Given problem »
Check each line for the string "color" and give only the count of lines that have it.

Entries »
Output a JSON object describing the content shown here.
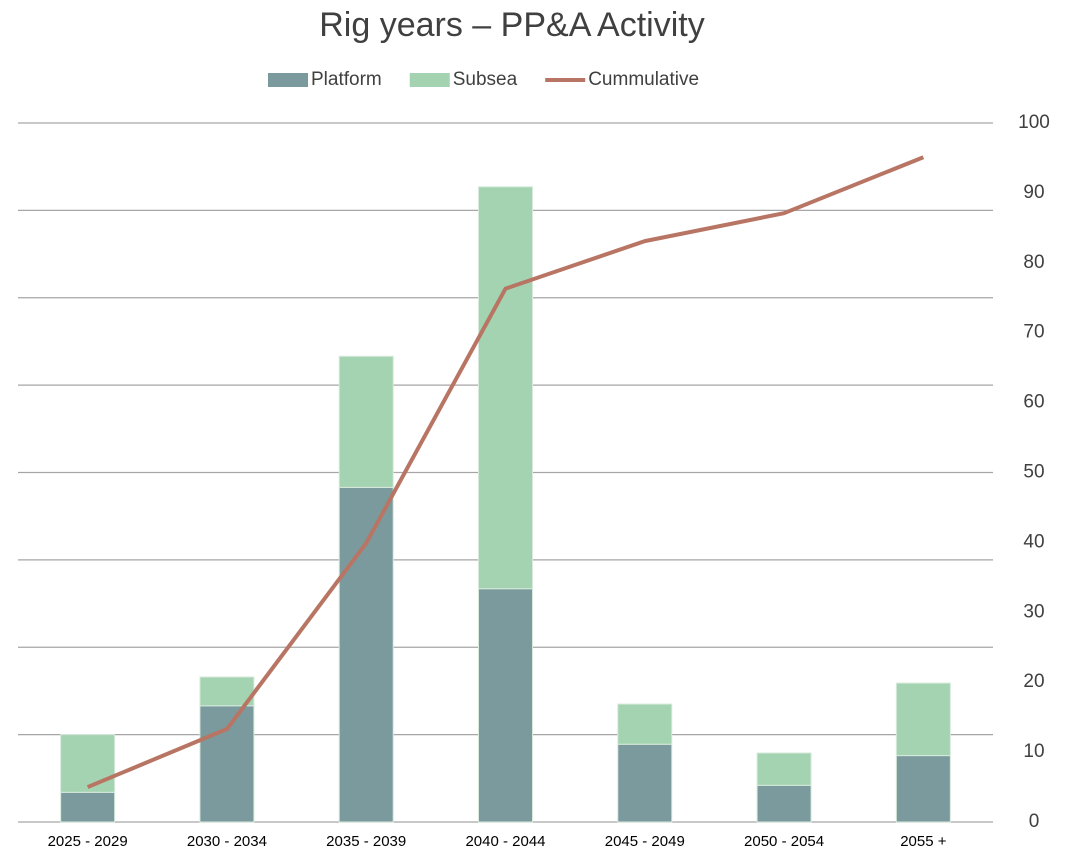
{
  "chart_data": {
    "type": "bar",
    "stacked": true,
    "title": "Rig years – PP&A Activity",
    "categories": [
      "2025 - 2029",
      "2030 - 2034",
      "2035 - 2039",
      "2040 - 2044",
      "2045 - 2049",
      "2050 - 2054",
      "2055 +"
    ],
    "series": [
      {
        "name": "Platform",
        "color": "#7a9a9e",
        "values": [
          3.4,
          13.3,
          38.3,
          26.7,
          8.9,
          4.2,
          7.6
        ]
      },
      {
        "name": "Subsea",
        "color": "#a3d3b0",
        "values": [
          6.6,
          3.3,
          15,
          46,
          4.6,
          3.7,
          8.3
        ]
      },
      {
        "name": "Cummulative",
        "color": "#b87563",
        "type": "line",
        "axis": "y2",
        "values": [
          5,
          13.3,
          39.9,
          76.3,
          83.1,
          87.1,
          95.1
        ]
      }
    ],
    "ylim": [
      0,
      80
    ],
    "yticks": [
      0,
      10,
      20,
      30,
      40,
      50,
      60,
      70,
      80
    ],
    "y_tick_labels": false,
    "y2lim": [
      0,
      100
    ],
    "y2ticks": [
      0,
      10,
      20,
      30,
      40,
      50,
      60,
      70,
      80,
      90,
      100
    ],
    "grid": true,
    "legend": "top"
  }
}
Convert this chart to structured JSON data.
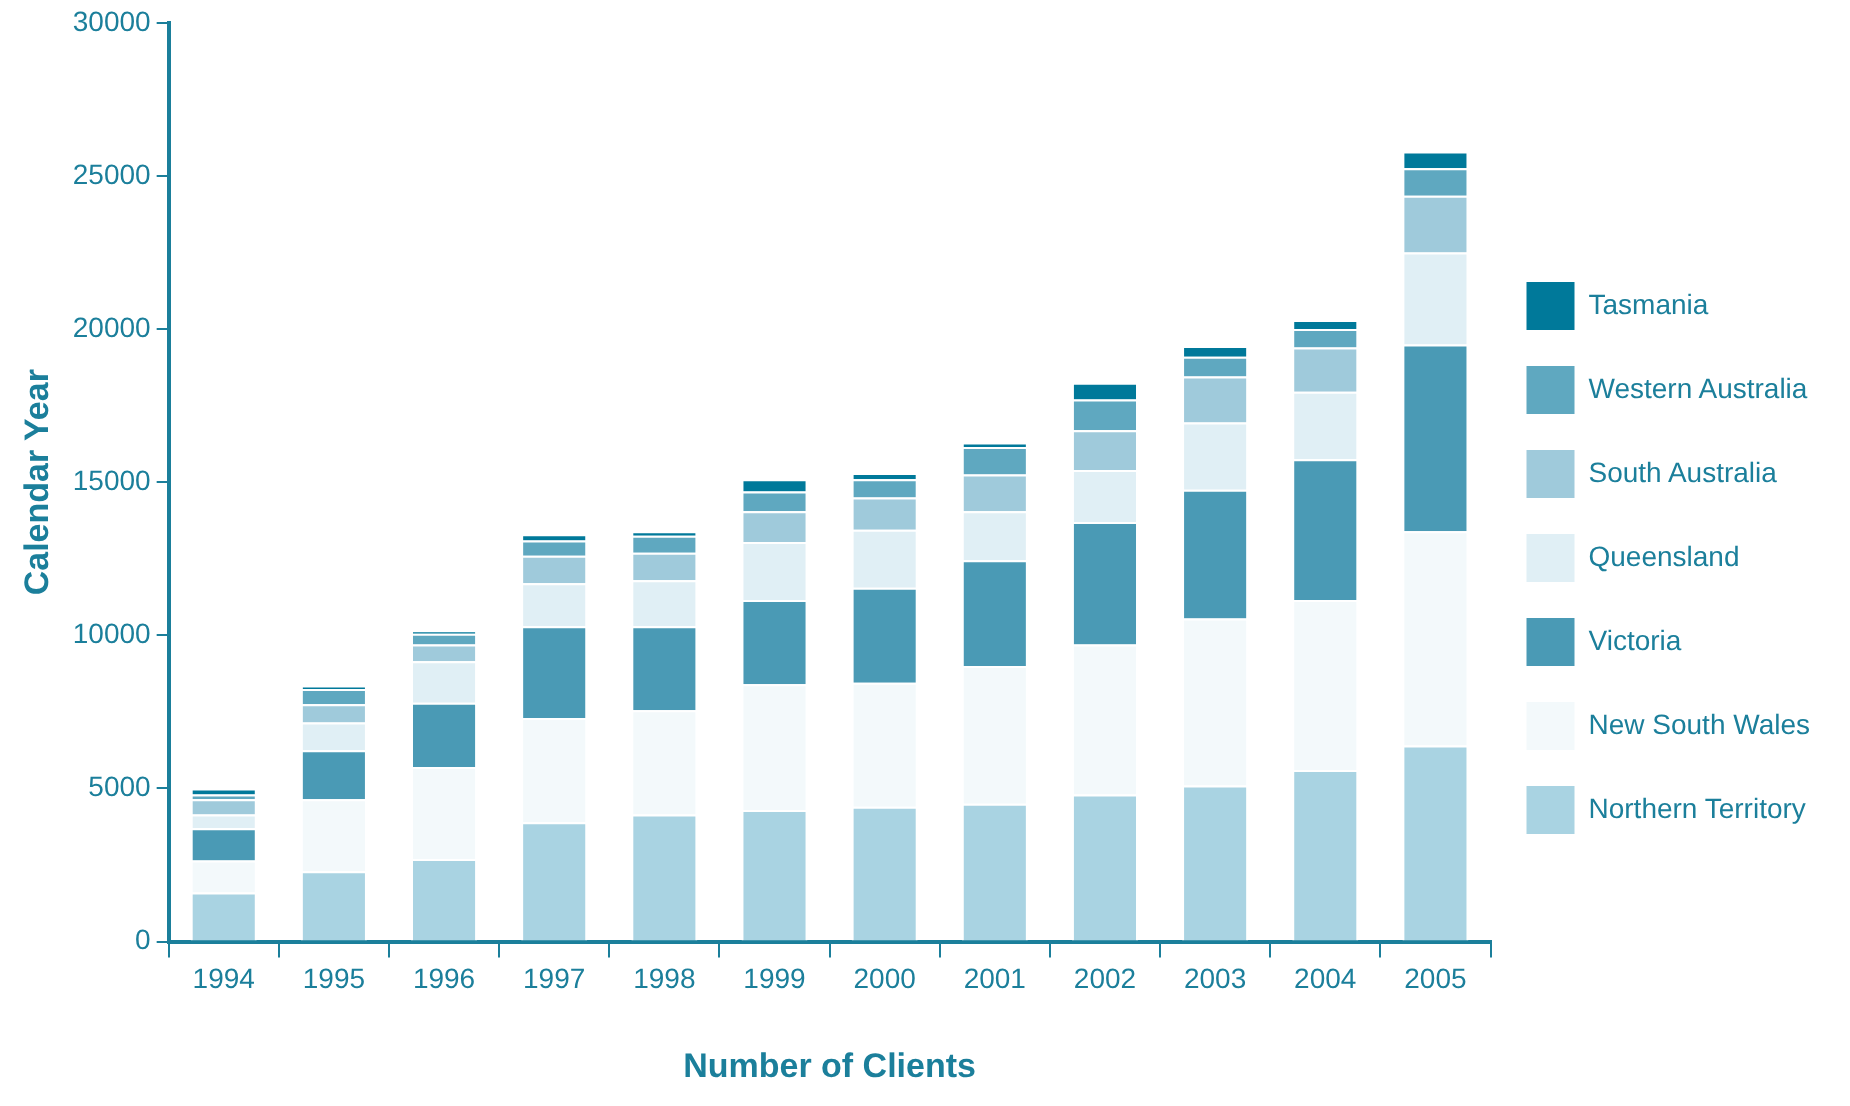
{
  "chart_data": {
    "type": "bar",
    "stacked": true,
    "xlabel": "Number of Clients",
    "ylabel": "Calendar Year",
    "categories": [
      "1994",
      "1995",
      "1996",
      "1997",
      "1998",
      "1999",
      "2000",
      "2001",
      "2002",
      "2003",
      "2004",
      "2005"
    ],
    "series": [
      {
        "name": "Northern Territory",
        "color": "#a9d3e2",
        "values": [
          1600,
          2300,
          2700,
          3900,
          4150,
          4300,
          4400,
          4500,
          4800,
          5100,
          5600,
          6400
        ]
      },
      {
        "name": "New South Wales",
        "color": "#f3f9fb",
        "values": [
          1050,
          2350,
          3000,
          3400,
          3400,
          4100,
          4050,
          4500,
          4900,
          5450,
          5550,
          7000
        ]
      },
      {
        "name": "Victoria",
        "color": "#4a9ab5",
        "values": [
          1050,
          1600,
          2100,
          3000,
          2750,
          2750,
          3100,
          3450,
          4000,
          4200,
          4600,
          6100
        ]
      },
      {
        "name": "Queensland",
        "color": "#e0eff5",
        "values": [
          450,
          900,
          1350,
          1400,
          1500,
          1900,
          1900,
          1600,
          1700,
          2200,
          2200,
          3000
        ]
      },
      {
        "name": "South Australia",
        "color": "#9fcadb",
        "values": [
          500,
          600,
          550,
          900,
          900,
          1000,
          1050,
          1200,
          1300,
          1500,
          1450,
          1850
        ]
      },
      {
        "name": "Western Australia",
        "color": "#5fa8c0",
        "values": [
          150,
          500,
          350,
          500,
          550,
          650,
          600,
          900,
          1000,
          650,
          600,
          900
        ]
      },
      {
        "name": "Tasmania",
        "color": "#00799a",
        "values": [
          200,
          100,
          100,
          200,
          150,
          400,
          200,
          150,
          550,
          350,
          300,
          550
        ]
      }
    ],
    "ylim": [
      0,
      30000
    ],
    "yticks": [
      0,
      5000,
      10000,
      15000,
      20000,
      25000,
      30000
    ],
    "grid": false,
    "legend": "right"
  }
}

--

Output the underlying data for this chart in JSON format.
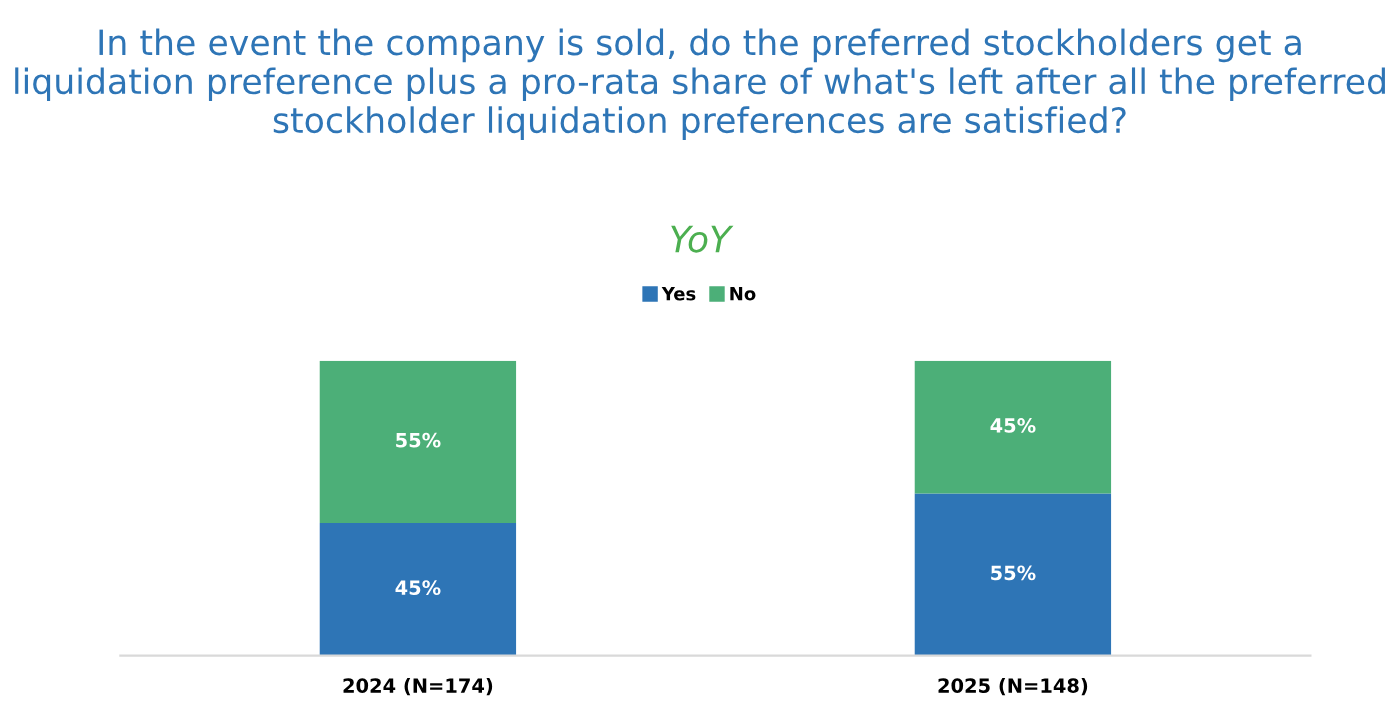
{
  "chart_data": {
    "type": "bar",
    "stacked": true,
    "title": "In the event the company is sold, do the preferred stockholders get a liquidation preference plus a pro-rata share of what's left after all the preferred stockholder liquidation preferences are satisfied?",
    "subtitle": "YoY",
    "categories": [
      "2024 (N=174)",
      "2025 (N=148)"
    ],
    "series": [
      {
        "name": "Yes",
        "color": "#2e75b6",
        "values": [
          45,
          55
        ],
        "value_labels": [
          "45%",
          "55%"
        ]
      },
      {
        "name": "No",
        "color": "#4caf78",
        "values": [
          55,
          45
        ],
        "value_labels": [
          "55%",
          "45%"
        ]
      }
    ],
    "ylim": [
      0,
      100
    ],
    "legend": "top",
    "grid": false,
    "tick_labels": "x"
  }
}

Written response »
12